• **EXERCISE DETAILS**
Your task is to print the material below exactly as presented.
+++
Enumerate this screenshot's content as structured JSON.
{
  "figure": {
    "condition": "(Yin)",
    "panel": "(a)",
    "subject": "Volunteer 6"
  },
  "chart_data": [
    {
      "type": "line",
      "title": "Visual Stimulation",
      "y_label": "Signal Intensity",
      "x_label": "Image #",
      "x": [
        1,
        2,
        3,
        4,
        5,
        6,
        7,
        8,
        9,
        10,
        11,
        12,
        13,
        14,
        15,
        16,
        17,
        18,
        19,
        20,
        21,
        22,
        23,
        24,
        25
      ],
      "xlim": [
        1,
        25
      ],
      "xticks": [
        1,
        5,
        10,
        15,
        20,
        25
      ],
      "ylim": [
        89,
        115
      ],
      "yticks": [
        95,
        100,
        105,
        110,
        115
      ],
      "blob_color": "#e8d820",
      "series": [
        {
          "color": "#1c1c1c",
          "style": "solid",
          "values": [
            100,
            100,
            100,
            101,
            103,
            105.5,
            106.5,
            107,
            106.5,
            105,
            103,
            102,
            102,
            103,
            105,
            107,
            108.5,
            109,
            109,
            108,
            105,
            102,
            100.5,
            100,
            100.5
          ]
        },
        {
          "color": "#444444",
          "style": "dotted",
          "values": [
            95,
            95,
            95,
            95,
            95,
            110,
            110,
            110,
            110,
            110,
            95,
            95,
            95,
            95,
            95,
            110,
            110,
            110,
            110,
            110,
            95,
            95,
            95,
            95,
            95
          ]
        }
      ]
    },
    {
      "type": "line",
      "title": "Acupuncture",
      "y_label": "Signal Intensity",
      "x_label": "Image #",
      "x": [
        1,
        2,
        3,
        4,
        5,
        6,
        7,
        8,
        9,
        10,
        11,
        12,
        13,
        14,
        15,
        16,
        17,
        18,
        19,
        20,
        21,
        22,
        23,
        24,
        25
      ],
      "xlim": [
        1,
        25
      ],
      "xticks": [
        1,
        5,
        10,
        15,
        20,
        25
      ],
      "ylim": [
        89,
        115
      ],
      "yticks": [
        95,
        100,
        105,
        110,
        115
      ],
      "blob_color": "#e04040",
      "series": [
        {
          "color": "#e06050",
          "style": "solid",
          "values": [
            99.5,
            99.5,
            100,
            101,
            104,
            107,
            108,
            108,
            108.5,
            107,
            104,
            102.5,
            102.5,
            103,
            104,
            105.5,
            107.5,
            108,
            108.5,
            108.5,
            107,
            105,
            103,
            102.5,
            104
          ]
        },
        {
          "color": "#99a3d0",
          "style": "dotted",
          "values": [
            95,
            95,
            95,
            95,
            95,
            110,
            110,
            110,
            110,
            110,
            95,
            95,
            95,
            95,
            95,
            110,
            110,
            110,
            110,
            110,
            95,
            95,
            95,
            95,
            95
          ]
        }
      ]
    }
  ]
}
+++
• **COMPLETED EXERCISE**
Enumerate this screenshot's content as structured JSON.
{
  "figure": {
    "condition": "(Yin)",
    "panel": "(a)",
    "subject": "Volunteer 6"
  },
  "chart_data": [
    {
      "type": "line",
      "title": "Visual Stimulation",
      "y_label": "Signal Intensity",
      "x_label": "Image #",
      "x": [
        1,
        2,
        3,
        4,
        5,
        6,
        7,
        8,
        9,
        10,
        11,
        12,
        13,
        14,
        15,
        16,
        17,
        18,
        19,
        20,
        21,
        22,
        23,
        24,
        25
      ],
      "xlim": [
        1,
        25
      ],
      "xticks": [
        1,
        5,
        10,
        15,
        20,
        25
      ],
      "ylim": [
        89,
        115
      ],
      "yticks": [
        95,
        100,
        105,
        110,
        115
      ],
      "blob_color": "#e8d820",
      "series": [
        {
          "color": "#1c1c1c",
          "style": "solid",
          "values": [
            100,
            100,
            100,
            101,
            103,
            105.5,
            106.5,
            107,
            106.5,
            105,
            103,
            102,
            102,
            103,
            105,
            107,
            108.5,
            109,
            109,
            108,
            105,
            102,
            100.5,
            100,
            100.5
          ]
        },
        {
          "color": "#444444",
          "style": "dotted",
          "values": [
            95,
            95,
            95,
            95,
            95,
            110,
            110,
            110,
            110,
            110,
            95,
            95,
            95,
            95,
            95,
            110,
            110,
            110,
            110,
            110,
            95,
            95,
            95,
            95,
            95
          ]
        }
      ]
    },
    {
      "type": "line",
      "title": "Acupuncture",
      "y_label": "Signal Intensity",
      "x_label": "Image #",
      "x": [
        1,
        2,
        3,
        4,
        5,
        6,
        7,
        8,
        9,
        10,
        11,
        12,
        13,
        14,
        15,
        16,
        17,
        18,
        19,
        20,
        21,
        22,
        23,
        24,
        25
      ],
      "xlim": [
        1,
        25
      ],
      "xticks": [
        1,
        5,
        10,
        15,
        20,
        25
      ],
      "ylim": [
        89,
        115
      ],
      "yticks": [
        95,
        100,
        105,
        110,
        115
      ],
      "blob_color": "#e04040",
      "series": [
        {
          "color": "#e06050",
          "style": "solid",
          "values": [
            99.5,
            99.5,
            100,
            101,
            104,
            107,
            108,
            108,
            108.5,
            107,
            104,
            102.5,
            102.5,
            103,
            104,
            105.5,
            107.5,
            108,
            108.5,
            108.5,
            107,
            105,
            103,
            102.5,
            104
          ]
        },
        {
          "color": "#99a3d0",
          "style": "dotted",
          "values": [
            95,
            95,
            95,
            95,
            95,
            110,
            110,
            110,
            110,
            110,
            95,
            95,
            95,
            95,
            95,
            110,
            110,
            110,
            110,
            110,
            95,
            95,
            95,
            95,
            95
          ]
        }
      ]
    }
  ]
}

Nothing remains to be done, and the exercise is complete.